▶ SHORT TASK
Omit all images, then return the remaining material exactly as it stands.

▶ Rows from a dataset

* Begin *

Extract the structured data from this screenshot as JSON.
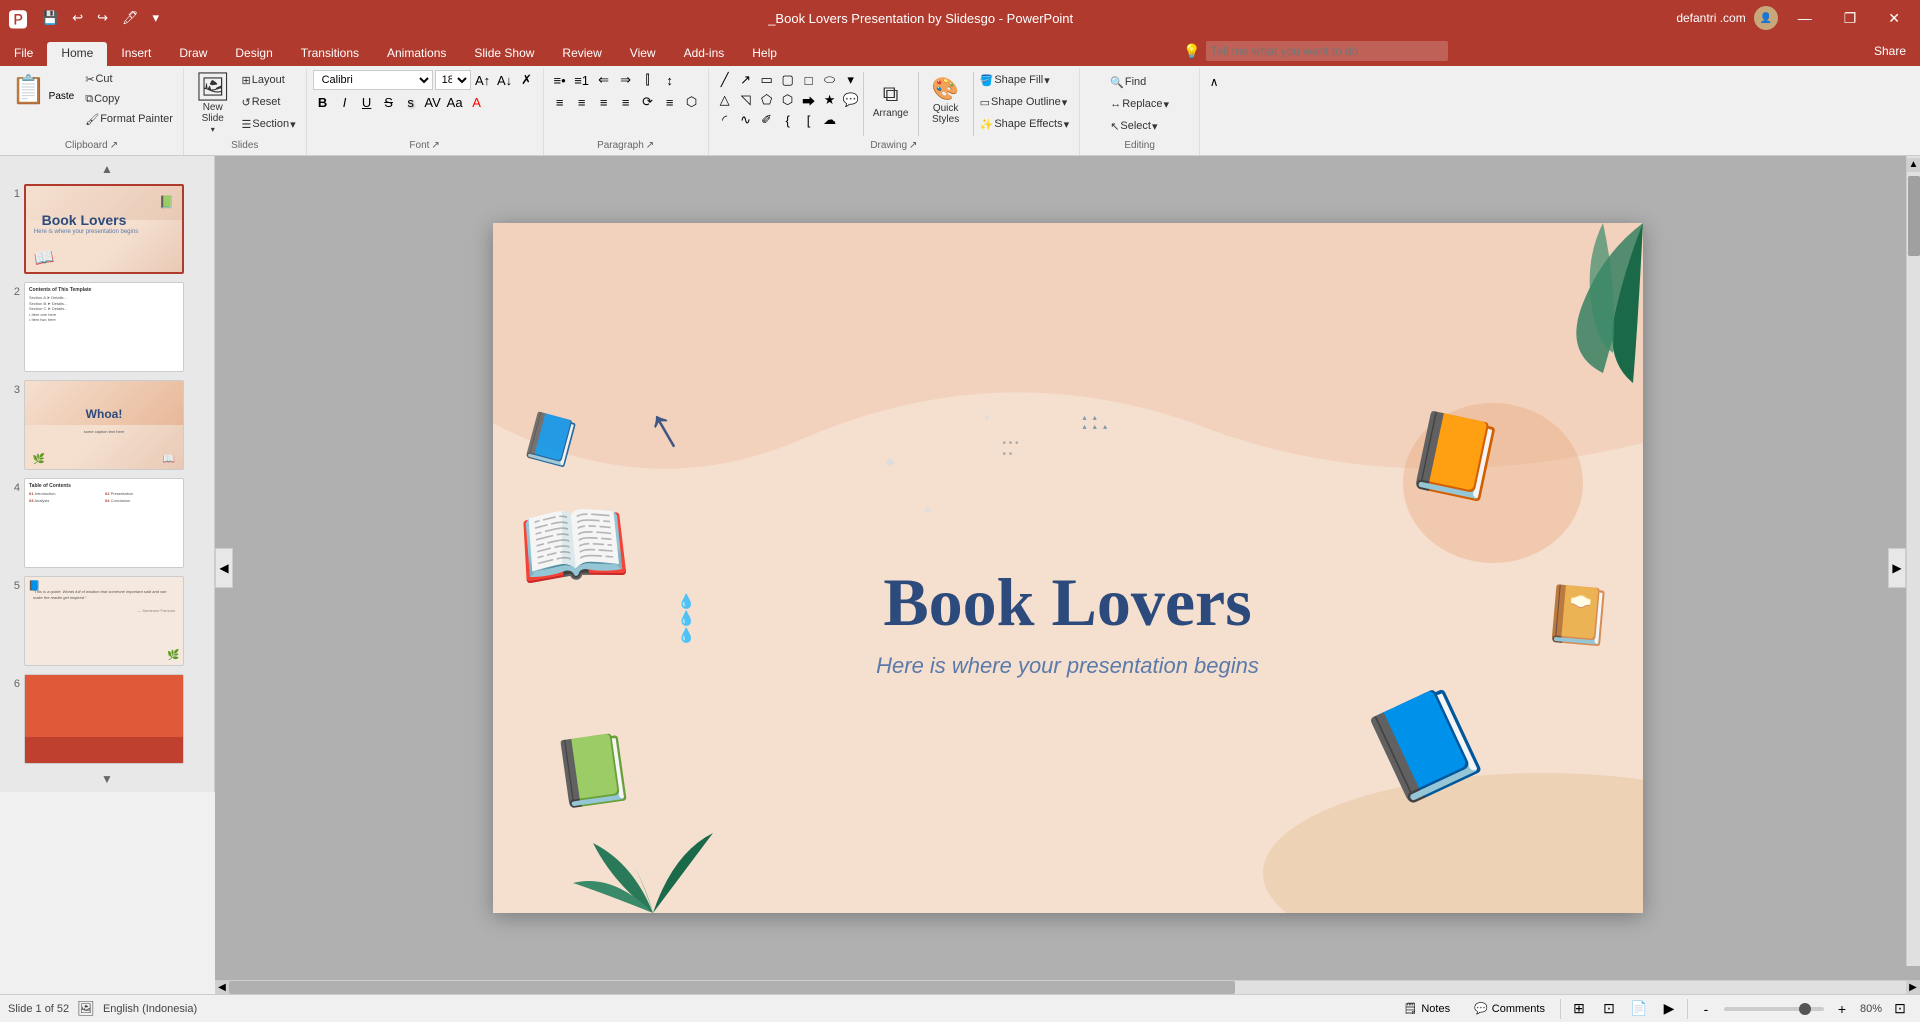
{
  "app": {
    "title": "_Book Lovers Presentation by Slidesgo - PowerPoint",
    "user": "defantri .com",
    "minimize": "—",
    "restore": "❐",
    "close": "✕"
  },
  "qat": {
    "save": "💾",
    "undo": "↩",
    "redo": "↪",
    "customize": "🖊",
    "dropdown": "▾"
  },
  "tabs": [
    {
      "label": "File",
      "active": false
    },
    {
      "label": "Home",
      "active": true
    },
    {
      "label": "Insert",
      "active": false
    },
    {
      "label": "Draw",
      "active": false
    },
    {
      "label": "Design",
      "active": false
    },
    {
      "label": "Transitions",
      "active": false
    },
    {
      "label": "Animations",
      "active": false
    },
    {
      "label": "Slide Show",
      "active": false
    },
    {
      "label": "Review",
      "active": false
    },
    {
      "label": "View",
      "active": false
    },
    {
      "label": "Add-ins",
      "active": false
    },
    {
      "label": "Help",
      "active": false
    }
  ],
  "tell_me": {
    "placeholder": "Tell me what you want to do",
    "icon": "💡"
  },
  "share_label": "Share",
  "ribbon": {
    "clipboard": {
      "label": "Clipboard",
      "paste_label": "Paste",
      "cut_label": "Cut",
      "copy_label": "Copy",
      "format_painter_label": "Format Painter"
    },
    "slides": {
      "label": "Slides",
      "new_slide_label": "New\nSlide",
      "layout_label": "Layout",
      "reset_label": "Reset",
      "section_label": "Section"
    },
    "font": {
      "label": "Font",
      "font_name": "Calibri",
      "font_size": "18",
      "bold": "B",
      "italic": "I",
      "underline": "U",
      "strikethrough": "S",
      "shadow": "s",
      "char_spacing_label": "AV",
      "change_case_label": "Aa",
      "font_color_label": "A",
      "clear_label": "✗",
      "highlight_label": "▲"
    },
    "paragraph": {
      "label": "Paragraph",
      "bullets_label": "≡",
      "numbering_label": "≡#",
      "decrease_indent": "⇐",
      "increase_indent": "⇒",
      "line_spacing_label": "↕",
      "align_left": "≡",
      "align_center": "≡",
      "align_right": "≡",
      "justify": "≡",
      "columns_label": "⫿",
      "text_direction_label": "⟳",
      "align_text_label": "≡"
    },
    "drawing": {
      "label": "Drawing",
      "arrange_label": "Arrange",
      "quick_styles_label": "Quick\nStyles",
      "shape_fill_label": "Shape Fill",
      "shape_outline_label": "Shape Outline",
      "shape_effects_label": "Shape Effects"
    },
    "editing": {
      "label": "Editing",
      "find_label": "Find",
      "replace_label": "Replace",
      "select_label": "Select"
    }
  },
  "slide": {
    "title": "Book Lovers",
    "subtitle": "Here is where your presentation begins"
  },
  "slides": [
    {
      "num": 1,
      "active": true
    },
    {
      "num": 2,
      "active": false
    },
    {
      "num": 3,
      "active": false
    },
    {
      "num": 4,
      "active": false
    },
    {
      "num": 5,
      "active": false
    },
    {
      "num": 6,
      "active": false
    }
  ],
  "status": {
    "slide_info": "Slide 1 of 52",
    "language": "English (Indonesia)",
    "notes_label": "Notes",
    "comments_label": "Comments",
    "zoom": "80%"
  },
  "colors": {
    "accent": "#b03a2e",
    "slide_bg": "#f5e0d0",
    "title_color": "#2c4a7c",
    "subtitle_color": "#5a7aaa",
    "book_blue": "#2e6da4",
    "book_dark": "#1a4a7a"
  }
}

* End *

▶ EXERCISE SOLUTION
Extract the structured data from this screenshot as JSON.
{
  "app": {
    "title": "_Book Lovers Presentation by Slidesgo - PowerPoint",
    "user": "defantri .com",
    "minimize": "—",
    "restore": "❐",
    "close": "✕"
  },
  "qat": {
    "save": "💾",
    "undo": "↩",
    "redo": "↪",
    "customize": "🖊",
    "dropdown": "▾"
  },
  "tabs": [
    {
      "label": "File",
      "active": false
    },
    {
      "label": "Home",
      "active": true
    },
    {
      "label": "Insert",
      "active": false
    },
    {
      "label": "Draw",
      "active": false
    },
    {
      "label": "Design",
      "active": false
    },
    {
      "label": "Transitions",
      "active": false
    },
    {
      "label": "Animations",
      "active": false
    },
    {
      "label": "Slide Show",
      "active": false
    },
    {
      "label": "Review",
      "active": false
    },
    {
      "label": "View",
      "active": false
    },
    {
      "label": "Add-ins",
      "active": false
    },
    {
      "label": "Help",
      "active": false
    }
  ],
  "tell_me": {
    "placeholder": "Tell me what you want to do",
    "icon": "💡"
  },
  "share_label": "Share",
  "ribbon": {
    "clipboard": {
      "label": "Clipboard",
      "paste_label": "Paste",
      "cut_label": "Cut",
      "copy_label": "Copy",
      "format_painter_label": "Format Painter"
    },
    "slides": {
      "label": "Slides",
      "new_slide_label": "New\nSlide",
      "layout_label": "Layout",
      "reset_label": "Reset",
      "section_label": "Section"
    },
    "font": {
      "label": "Font",
      "font_name": "Calibri",
      "font_size": "18",
      "bold": "B",
      "italic": "I",
      "underline": "U",
      "strikethrough": "S",
      "shadow": "s",
      "char_spacing_label": "AV",
      "change_case_label": "Aa",
      "font_color_label": "A",
      "clear_label": "✗",
      "highlight_label": "▲"
    },
    "paragraph": {
      "label": "Paragraph",
      "bullets_label": "≡",
      "numbering_label": "≡#",
      "decrease_indent": "⇐",
      "increase_indent": "⇒",
      "line_spacing_label": "↕",
      "align_left": "≡",
      "align_center": "≡",
      "align_right": "≡",
      "justify": "≡",
      "columns_label": "⫿",
      "text_direction_label": "⟳",
      "align_text_label": "≡"
    },
    "drawing": {
      "label": "Drawing",
      "arrange_label": "Arrange",
      "quick_styles_label": "Quick\nStyles",
      "shape_fill_label": "Shape Fill",
      "shape_outline_label": "Shape Outline",
      "shape_effects_label": "Shape Effects"
    },
    "editing": {
      "label": "Editing",
      "find_label": "Find",
      "replace_label": "Replace",
      "select_label": "Select"
    }
  },
  "slide": {
    "title": "Book Lovers",
    "subtitle": "Here is where your presentation begins"
  },
  "slides": [
    {
      "num": 1,
      "active": true
    },
    {
      "num": 2,
      "active": false
    },
    {
      "num": 3,
      "active": false
    },
    {
      "num": 4,
      "active": false
    },
    {
      "num": 5,
      "active": false
    },
    {
      "num": 6,
      "active": false
    }
  ],
  "status": {
    "slide_info": "Slide 1 of 52",
    "language": "English (Indonesia)",
    "notes_label": "Notes",
    "comments_label": "Comments",
    "zoom": "80%"
  },
  "colors": {
    "accent": "#b03a2e",
    "slide_bg": "#f5e0d0",
    "title_color": "#2c4a7c",
    "subtitle_color": "#5a7aaa",
    "book_blue": "#2e6da4",
    "book_dark": "#1a4a7a"
  }
}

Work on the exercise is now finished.